■ EXTRAIT À LIRE ■
Et au-delà, comment doit-on en présenter les termes ? De manière classique en insistant sur les dates et la chronologie ou, au contraire, en faisant référence aux mentalités, aux grandes problématiques culturelles sous-jacentes ? Et chacun -- pédagogue, historien, ministre même -- d'y mettre son grain de sel et, par journaux interposés, d'en rajouter.
Mais comment comprendre une telle polémique sinon en imaginant qu'il y a là le symptôme de quelque chose touchant au devenir même de notre société ? Quelque chose qui fait problème et qu'il faut chercher à décrypter, loin des aléas de la polémique journalistique ? Et c'est ce à quoi pourrait servir la philosophie, une philosophie branchée sur les temps présents : nous aider à prendre nos distances vis-à-vis des illusions surgies de l'immédiat et en même temps nous donner les moyens de saisir ce qui se joue aux «temps présents», d'en appréhender les enjeux et les défis pour nous, les «vivants d'aujourd'hui».
Or, concernant cette affaire de programme d'histoire, il y a un philosophe et homme de lettres d'origine juive qui pourrait bien nous être utile : Walter Benjamin (1892-1940). Il mort depuis longtemps et dans des circonstances tragiques : il s'est suicidé en septembre 1940 après avoir été arrêté par la police franquiste, à la frontière espagnole, alors qu'il cherchait à fuir la persécution nazie. Sans doute est-il considéré comme un intellectuel atypique et inclassable, proche de l'école de Francfort, dont la pensée s'enracinant dans la mystique juive n'a cessé d'évoluer, puisque, après s'être intéressé aux questions du langage puis à celles de l'art et de la littérature, il a porté attention, dans le sillage d'une féconde rencontre avec le marxisme, à l'histoire et à son rapport au politique.

C'est le Benjamin sur lequel nous nous arrêterons : celui de la dernière période, celui des thèses Sur le concept d'histoire, écrites peu avant sa mort et qui, au fil de 18 propositions extrêmement denses et sibyllines, nous ouvrent à une conception de l'histoire tout à fait étonnante. De quoi changer plusieurs de nos perspectives les plus enracinées en la matière... et apprécier peut-être plus justement cette querelle sur les programmes québécois d'histoire.

■ MATÉRIAUX SOURCES ■
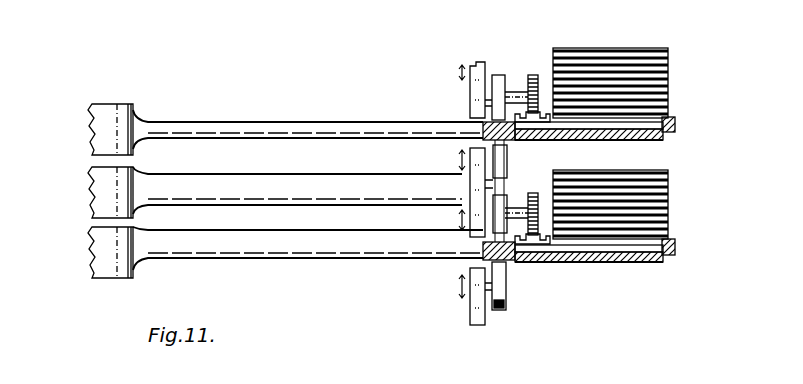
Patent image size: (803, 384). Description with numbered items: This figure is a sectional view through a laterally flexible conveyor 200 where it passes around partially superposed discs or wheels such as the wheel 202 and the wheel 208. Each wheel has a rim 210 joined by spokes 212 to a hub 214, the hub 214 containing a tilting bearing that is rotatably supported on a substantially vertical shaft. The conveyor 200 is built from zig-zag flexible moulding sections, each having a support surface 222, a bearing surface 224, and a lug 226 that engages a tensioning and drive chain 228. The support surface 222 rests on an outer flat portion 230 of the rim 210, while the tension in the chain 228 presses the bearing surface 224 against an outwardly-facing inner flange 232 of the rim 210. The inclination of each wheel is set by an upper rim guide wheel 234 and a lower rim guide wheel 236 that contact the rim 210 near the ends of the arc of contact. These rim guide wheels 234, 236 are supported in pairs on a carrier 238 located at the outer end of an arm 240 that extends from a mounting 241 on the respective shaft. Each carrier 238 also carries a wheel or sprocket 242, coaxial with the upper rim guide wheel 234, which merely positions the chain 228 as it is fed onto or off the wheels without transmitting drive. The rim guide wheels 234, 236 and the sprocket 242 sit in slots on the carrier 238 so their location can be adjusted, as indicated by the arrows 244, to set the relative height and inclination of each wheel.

■ VOTRE OBJECTIF ■
Prolongez l'extrait sur Walter Benjamin et la querelle des programmes d'histoire en reprenant après sa dernière phrase. Ces matériaux proviennent d'une autre source.

■ LA RÉPONSE ■
Bien sûr, n'importe quel écolier saura vite -- combien de fois l'a-t-on répété ? -- qu'il faut connaître l'histoire pour «mieux saisir le présent et tenter de peaufiner l'avenir». Mais Benjamin a le mérite de nous pousser au-delà de ces évidences premières, ou plutôt de nous en montrer le sens caché. Et cela, parce qu'il s'attaque de plein fouet à «la conception progressiste» de l'histoire, qu'une grande partie d'entre nous partage au quotidien. Nous sommes, en effet, dans nos sociétés technologiques avancées, généralement prisonniers d'une conception mythique de l'histoire. Une conception qui voit dans l'histoire une réalité inéluctable; mieux, une prescription à laquelle personne ne peut échapper, nous rappelant sur le mode du diktat implacable qu'il nous faut progresser, nous adapter, être de notre temps, en somme ne point être en retard sur le chemin de l'histoire.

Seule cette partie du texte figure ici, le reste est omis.